**Exercise aim**
Tell how many lines in these records contain the string "très", with only the number as the reply.

Dataset items
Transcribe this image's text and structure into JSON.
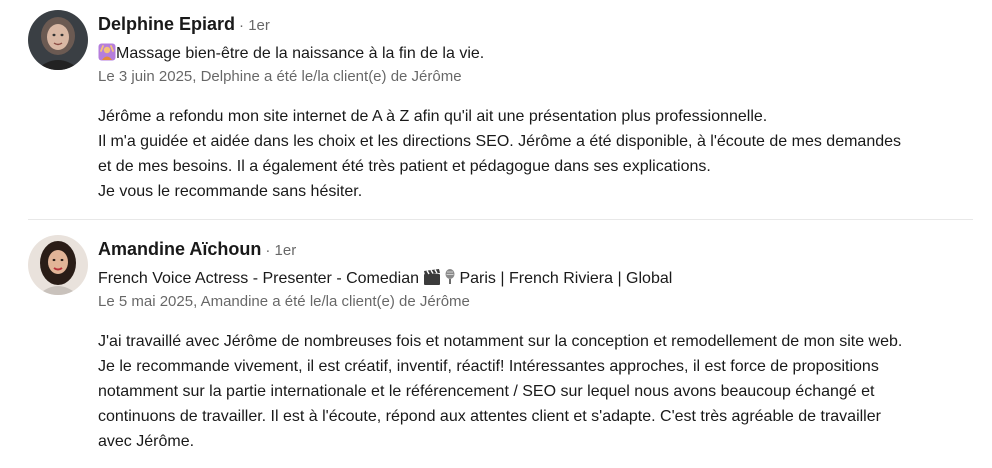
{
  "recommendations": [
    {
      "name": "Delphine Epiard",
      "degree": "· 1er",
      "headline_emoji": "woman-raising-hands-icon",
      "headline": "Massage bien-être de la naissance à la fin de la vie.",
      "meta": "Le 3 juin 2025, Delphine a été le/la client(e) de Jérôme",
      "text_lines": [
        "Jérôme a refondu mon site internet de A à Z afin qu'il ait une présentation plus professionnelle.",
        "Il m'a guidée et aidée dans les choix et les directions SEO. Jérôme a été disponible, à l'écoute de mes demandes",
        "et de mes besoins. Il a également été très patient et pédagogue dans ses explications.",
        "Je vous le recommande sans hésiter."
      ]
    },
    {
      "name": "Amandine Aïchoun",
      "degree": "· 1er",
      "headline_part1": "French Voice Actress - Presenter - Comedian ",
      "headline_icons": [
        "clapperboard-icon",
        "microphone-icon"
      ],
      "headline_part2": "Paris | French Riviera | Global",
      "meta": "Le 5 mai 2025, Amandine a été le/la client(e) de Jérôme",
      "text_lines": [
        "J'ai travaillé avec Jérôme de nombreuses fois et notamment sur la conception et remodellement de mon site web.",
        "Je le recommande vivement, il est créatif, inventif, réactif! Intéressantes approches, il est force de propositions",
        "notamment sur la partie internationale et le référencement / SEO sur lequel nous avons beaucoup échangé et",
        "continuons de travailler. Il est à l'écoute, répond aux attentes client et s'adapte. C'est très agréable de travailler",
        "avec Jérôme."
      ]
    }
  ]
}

--

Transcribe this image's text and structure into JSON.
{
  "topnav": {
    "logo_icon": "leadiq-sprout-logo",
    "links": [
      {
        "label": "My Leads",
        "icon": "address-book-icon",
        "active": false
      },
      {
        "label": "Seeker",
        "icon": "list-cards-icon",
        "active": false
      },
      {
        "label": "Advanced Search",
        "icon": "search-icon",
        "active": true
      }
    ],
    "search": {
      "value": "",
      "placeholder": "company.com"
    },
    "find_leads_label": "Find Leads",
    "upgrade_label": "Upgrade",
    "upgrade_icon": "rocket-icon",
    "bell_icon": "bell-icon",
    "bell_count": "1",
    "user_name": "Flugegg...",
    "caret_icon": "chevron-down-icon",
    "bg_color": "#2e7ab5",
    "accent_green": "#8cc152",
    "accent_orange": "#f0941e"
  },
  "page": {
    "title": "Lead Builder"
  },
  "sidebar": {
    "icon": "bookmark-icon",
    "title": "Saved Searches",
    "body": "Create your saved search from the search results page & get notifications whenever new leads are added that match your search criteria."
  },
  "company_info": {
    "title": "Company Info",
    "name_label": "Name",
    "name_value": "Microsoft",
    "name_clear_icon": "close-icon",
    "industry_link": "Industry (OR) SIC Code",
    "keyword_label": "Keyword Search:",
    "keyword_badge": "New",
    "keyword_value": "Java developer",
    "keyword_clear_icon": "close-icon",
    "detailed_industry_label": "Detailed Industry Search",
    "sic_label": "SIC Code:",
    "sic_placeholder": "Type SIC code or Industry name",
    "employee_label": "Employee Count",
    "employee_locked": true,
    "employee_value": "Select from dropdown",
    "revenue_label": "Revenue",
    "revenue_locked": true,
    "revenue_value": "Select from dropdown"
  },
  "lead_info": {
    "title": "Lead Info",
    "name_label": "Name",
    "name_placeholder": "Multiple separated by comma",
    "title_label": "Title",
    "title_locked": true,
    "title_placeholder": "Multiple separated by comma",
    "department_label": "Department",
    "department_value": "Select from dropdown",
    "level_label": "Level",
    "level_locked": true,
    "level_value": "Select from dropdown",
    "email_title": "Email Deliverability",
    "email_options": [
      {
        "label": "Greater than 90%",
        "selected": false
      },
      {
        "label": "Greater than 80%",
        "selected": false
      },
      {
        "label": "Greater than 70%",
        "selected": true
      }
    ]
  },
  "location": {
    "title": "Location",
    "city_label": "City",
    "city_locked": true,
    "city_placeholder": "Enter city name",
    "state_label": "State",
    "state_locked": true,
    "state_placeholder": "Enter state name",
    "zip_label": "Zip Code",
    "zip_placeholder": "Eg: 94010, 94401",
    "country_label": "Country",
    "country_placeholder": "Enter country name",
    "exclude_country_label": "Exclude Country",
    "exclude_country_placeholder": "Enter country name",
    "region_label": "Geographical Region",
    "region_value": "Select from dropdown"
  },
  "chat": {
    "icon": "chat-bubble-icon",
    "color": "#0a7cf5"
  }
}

...

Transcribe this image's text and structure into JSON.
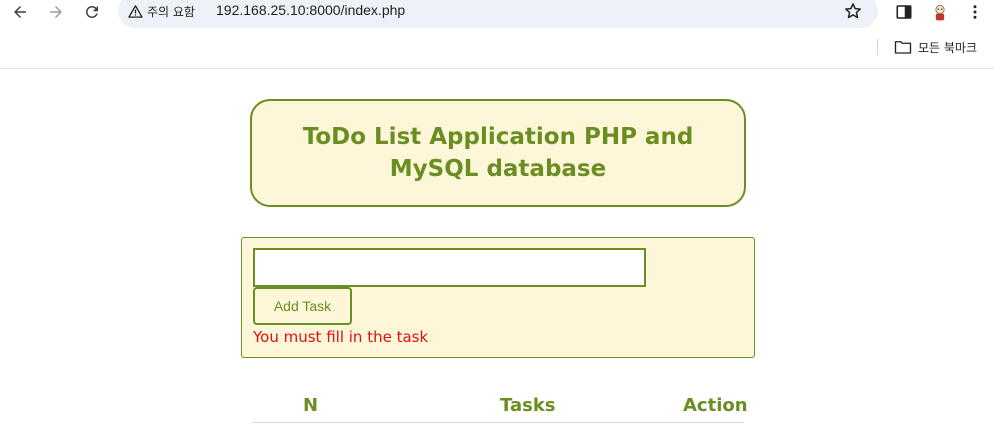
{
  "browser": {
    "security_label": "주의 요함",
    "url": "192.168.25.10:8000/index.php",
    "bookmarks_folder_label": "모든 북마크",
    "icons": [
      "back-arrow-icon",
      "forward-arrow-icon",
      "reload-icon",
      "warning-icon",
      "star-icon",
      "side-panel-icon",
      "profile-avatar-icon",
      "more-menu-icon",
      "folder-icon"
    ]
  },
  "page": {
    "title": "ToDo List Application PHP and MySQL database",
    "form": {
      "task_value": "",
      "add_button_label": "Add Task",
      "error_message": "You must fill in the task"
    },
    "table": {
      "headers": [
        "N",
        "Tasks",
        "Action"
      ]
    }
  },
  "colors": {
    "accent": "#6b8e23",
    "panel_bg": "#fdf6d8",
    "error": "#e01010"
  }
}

**Response for this exercise**
2